_TASK DETAILS_.
Where a line of the material contains the string "rivers", copy that line.

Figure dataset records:
[start]

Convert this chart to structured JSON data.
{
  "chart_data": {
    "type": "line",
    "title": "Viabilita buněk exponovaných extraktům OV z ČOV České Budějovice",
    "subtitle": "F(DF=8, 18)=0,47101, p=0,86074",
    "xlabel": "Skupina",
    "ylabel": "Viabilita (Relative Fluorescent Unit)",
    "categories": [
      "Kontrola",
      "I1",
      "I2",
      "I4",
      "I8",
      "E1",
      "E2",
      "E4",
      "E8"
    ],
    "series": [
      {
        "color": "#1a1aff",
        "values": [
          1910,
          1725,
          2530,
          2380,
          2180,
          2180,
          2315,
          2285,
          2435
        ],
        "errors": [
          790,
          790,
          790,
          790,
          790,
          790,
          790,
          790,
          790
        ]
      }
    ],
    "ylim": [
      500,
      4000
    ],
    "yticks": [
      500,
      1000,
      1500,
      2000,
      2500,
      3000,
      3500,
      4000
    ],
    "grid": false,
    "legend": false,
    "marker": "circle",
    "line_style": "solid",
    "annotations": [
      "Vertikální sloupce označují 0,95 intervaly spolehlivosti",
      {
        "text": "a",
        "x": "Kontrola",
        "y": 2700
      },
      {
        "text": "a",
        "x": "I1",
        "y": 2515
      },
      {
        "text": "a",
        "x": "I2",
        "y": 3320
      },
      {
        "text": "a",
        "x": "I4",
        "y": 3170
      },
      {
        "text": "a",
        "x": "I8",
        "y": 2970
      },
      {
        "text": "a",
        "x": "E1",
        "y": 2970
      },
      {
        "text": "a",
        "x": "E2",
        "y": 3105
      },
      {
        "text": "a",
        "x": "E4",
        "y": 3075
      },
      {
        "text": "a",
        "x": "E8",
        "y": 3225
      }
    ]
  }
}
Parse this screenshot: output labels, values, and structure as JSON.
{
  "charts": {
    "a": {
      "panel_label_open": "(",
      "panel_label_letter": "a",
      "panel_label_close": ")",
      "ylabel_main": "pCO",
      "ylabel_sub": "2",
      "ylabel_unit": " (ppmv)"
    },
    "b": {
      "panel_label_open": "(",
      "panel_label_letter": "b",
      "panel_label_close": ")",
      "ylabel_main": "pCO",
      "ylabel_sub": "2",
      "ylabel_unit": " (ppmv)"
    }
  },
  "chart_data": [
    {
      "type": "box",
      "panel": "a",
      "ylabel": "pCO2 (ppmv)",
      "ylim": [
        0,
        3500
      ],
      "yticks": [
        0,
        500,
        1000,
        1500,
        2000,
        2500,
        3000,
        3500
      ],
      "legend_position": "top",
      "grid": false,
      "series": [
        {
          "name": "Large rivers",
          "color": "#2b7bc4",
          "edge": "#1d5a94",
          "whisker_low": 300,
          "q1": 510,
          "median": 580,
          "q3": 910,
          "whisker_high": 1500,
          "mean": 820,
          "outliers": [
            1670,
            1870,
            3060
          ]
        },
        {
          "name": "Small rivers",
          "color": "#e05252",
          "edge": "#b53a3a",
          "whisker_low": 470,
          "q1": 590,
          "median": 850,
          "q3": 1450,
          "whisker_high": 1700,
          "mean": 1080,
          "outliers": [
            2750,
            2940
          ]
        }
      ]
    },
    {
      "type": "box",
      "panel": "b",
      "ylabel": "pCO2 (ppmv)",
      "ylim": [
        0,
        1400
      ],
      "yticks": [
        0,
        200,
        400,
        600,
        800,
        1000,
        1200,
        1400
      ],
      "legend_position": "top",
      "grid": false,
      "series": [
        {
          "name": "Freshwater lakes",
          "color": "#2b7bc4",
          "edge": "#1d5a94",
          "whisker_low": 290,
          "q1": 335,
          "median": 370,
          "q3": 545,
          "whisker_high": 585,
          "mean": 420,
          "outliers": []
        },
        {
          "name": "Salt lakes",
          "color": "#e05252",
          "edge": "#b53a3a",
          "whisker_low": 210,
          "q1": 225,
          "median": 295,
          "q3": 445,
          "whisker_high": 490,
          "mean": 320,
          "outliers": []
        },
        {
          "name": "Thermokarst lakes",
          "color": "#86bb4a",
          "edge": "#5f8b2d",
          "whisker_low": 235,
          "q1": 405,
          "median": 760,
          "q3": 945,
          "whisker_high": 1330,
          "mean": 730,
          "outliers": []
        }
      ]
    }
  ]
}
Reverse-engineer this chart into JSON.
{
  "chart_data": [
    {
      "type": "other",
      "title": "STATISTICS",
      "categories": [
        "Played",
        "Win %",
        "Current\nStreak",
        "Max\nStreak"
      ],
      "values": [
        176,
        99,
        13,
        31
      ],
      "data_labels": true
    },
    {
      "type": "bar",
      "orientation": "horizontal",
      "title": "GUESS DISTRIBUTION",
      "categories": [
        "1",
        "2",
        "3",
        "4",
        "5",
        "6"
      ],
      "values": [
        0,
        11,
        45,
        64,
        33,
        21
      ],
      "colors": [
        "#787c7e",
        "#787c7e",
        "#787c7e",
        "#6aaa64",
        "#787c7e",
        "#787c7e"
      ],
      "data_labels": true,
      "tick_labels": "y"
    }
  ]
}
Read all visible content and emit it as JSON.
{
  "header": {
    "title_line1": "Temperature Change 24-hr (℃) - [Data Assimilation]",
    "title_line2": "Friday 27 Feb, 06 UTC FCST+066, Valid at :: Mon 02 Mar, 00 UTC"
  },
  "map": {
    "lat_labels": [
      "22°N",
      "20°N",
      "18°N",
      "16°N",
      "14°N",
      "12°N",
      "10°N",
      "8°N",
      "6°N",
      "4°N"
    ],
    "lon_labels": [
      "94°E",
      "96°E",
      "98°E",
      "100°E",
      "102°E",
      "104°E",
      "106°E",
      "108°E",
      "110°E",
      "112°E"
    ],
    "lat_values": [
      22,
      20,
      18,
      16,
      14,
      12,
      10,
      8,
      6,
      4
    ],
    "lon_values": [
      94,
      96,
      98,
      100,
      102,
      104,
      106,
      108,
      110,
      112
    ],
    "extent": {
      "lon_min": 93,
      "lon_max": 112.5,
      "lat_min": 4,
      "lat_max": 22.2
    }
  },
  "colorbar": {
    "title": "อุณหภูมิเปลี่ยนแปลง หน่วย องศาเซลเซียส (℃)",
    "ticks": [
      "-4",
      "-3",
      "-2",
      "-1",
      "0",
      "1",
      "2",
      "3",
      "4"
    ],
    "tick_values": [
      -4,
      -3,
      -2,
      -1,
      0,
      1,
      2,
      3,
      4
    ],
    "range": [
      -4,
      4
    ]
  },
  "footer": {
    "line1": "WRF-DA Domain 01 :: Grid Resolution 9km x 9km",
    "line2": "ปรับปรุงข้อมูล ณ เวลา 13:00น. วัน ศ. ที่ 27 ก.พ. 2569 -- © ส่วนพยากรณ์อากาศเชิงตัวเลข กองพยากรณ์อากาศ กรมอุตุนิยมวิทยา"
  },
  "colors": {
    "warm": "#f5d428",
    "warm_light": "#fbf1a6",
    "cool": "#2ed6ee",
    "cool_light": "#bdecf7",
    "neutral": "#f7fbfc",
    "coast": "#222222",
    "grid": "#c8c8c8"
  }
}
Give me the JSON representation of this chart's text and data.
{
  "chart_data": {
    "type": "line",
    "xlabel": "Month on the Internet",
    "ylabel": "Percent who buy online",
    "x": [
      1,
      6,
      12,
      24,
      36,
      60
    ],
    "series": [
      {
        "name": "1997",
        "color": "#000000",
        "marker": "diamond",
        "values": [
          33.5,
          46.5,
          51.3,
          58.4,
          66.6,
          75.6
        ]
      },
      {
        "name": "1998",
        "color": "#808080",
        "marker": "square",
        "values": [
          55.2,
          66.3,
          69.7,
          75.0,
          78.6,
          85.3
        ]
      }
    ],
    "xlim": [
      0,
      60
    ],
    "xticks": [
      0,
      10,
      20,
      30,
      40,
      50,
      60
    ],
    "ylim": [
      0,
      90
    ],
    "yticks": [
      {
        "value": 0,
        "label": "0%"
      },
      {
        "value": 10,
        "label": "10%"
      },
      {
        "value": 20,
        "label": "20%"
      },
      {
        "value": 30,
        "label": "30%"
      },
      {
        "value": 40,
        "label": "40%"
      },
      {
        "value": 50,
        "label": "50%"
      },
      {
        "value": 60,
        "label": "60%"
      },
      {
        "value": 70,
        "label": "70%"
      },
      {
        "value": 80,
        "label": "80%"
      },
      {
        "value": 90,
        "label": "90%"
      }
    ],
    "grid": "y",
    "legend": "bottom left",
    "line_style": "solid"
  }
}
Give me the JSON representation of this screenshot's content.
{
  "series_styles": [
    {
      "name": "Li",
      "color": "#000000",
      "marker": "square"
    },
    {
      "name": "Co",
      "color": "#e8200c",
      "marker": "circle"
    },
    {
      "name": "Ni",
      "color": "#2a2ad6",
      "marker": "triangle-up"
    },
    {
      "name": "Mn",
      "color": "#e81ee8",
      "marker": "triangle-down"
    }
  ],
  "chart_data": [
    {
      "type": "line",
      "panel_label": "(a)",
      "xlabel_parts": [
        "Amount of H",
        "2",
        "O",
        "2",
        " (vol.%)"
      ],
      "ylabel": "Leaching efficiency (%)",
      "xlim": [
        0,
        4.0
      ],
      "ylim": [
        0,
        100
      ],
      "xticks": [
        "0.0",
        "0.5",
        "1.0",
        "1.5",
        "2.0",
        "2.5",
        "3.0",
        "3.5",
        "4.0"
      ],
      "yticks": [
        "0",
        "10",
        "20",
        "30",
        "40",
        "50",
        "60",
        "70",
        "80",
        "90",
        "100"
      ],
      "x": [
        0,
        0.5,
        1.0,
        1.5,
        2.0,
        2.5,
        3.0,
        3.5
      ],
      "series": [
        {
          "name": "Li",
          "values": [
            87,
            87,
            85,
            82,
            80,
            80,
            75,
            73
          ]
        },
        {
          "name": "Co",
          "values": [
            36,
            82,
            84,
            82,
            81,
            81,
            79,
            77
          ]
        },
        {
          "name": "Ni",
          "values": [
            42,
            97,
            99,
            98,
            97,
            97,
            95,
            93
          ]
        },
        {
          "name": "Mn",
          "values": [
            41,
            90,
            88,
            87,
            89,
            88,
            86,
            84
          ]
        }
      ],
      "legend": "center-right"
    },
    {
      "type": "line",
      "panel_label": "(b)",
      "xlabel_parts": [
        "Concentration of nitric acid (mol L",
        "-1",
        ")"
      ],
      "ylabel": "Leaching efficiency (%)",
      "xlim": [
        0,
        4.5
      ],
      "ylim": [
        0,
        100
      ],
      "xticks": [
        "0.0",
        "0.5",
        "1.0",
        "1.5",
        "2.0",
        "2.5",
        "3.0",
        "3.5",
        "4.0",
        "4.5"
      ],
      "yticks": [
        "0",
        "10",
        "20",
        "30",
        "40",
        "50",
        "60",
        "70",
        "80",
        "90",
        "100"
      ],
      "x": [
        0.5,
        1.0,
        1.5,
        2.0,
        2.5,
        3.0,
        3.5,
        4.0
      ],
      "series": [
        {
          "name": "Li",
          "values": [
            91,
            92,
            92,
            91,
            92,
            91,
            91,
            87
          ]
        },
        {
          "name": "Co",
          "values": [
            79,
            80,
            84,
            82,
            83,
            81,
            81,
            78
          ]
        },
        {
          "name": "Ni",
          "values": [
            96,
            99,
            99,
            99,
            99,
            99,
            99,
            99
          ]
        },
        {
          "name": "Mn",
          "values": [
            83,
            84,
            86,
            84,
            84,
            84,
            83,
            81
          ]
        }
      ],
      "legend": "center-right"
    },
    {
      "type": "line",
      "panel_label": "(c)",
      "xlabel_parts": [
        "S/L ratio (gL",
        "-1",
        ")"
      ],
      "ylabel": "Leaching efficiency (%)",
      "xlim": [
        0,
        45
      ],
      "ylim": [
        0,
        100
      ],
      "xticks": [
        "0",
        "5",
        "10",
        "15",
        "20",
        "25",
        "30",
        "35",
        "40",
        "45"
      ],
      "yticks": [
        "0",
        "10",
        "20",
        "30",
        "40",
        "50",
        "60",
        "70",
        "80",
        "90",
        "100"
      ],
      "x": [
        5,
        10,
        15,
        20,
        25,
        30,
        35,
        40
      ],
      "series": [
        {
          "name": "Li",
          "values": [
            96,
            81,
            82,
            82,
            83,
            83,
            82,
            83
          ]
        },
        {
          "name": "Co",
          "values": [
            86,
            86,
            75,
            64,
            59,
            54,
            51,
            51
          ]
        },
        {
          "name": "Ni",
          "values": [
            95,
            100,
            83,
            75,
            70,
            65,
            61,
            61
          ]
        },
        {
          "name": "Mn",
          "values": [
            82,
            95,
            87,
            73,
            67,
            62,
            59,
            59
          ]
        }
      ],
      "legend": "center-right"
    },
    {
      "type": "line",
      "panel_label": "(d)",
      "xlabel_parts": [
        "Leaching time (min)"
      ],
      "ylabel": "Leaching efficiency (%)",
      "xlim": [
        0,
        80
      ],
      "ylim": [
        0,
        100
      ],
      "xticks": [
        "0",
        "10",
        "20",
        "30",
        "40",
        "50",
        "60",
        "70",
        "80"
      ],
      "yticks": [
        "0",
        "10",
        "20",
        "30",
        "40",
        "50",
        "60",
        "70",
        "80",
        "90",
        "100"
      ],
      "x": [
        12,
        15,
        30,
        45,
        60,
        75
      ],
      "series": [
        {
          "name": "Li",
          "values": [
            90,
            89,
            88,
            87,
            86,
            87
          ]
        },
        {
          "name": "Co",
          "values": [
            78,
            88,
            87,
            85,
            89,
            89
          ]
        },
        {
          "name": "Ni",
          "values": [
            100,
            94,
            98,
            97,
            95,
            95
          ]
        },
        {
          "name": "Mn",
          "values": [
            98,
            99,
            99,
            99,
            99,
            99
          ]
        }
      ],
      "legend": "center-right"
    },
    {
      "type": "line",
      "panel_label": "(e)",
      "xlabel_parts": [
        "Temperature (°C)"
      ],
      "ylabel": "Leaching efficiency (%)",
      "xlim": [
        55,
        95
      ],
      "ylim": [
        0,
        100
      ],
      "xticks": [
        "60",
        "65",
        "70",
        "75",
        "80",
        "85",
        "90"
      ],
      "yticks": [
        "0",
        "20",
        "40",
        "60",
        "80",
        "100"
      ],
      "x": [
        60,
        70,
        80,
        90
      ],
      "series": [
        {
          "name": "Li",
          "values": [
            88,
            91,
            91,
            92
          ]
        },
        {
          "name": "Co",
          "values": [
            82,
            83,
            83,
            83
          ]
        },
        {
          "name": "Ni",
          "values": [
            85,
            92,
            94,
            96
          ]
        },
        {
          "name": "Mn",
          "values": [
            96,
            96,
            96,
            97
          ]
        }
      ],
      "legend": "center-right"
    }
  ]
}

[end]

_SOLUTION TO THIS EXERCISE_.
          "name": "Large rivers",
          "name": "Small rivers",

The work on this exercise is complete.